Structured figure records
★ ★ ★ ★ ★
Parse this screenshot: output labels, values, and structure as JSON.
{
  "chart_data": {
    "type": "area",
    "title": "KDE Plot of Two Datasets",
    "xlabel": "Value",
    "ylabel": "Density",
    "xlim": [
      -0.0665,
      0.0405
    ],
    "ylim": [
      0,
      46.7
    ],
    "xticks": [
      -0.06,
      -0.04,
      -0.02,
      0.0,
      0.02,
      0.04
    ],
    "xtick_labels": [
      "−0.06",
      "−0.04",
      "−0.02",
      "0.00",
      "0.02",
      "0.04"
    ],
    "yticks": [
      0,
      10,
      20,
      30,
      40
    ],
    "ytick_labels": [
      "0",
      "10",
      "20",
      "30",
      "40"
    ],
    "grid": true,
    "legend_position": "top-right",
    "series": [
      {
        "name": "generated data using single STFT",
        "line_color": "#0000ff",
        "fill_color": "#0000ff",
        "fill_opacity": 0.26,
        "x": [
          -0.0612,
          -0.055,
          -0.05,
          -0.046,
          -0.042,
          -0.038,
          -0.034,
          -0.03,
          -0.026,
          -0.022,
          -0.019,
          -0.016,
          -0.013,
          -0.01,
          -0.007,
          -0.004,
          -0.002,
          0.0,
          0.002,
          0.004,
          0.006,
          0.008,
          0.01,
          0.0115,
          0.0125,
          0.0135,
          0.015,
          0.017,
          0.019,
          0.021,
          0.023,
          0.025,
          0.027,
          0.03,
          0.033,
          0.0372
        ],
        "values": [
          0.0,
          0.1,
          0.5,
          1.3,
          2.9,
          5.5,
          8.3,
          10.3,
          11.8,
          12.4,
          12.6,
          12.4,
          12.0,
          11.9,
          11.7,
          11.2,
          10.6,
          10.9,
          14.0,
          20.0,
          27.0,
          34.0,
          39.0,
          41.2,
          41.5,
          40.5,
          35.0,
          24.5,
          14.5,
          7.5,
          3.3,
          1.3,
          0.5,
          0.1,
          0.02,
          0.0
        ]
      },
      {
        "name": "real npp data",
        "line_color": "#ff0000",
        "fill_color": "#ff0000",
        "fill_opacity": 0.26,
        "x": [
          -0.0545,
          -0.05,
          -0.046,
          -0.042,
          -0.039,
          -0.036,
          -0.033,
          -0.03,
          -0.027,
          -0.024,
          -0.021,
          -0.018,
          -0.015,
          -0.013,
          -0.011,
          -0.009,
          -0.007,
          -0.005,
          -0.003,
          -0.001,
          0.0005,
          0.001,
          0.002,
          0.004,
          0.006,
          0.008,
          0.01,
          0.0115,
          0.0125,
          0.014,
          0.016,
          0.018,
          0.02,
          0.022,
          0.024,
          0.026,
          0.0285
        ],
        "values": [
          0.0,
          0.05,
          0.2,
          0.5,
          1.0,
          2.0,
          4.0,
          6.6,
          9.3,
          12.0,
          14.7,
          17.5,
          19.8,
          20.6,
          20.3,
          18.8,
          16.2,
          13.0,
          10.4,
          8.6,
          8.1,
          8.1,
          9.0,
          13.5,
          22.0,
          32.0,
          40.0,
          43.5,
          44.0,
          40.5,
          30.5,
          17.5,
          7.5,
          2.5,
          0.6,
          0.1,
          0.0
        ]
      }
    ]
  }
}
★ ★ ★ ★ ★
_Exercise_: Repeat every record, keeping each word and mark exactly as it is.

_Solution to the problem_:
Parse this screenshot: output labels, values, and structure as JSON.
{
  "chart_data": {
    "type": "area",
    "title": "KDE Plot of Two Datasets",
    "xlabel": "Value",
    "ylabel": "Density",
    "xlim": [
      -0.0665,
      0.0405
    ],
    "ylim": [
      0,
      46.7
    ],
    "xticks": [
      -0.06,
      -0.04,
      -0.02,
      0.0,
      0.02,
      0.04
    ],
    "xtick_labels": [
      "−0.06",
      "−0.04",
      "−0.02",
      "0.00",
      "0.02",
      "0.04"
    ],
    "yticks": [
      0,
      10,
      20,
      30,
      40
    ],
    "ytick_labels": [
      "0",
      "10",
      "20",
      "30",
      "40"
    ],
    "grid": true,
    "legend_position": "top-right",
    "series": [
      {
        "name": "generated data using single STFT",
        "line_color": "#0000ff",
        "fill_color": "#0000ff",
        "fill_opacity": 0.26,
        "x": [
          -0.0612,
          -0.055,
          -0.05,
          -0.046,
          -0.042,
          -0.038,
          -0.034,
          -0.03,
          -0.026,
          -0.022,
          -0.019,
          -0.016,
          -0.013,
          -0.01,
          -0.007,
          -0.004,
          -0.002,
          0.0,
          0.002,
          0.004,
          0.006,
          0.008,
          0.01,
          0.0115,
          0.0125,
          0.0135,
          0.015,
          0.017,
          0.019,
          0.021,
          0.023,
          0.025,
          0.027,
          0.03,
          0.033,
          0.0372
        ],
        "values": [
          0.0,
          0.1,
          0.5,
          1.3,
          2.9,
          5.5,
          8.3,
          10.3,
          11.8,
          12.4,
          12.6,
          12.4,
          12.0,
          11.9,
          11.7,
          11.2,
          10.6,
          10.9,
          14.0,
          20.0,
          27.0,
          34.0,
          39.0,
          41.2,
          41.5,
          40.5,
          35.0,
          24.5,
          14.5,
          7.5,
          3.3,
          1.3,
          0.5,
          0.1,
          0.02,
          0.0
        ]
      },
      {
        "name": "real npp data",
        "line_color": "#ff0000",
        "fill_color": "#ff0000",
        "fill_opacity": 0.26,
        "x": [
          -0.0545,
          -0.05,
          -0.046,
          -0.042,
          -0.039,
          -0.036,
          -0.033,
          -0.03,
          -0.027,
          -0.024,
          -0.021,
          -0.018,
          -0.015,
          -0.013,
          -0.011,
          -0.009,
          -0.007,
          -0.005,
          -0.003,
          -0.001,
          0.0005,
          0.001,
          0.002,
          0.004,
          0.006,
          0.008,
          0.01,
          0.0115,
          0.0125,
          0.014,
          0.016,
          0.018,
          0.02,
          0.022,
          0.024,
          0.026,
          0.0285
        ],
        "values": [
          0.0,
          0.05,
          0.2,
          0.5,
          1.0,
          2.0,
          4.0,
          6.6,
          9.3,
          12.0,
          14.7,
          17.5,
          19.8,
          20.6,
          20.3,
          18.8,
          16.2,
          13.0,
          10.4,
          8.6,
          8.1,
          8.1,
          9.0,
          13.5,
          22.0,
          32.0,
          40.0,
          43.5,
          44.0,
          40.5,
          30.5,
          17.5,
          7.5,
          2.5,
          0.6,
          0.1,
          0.0
        ]
      }
    ]
  }
}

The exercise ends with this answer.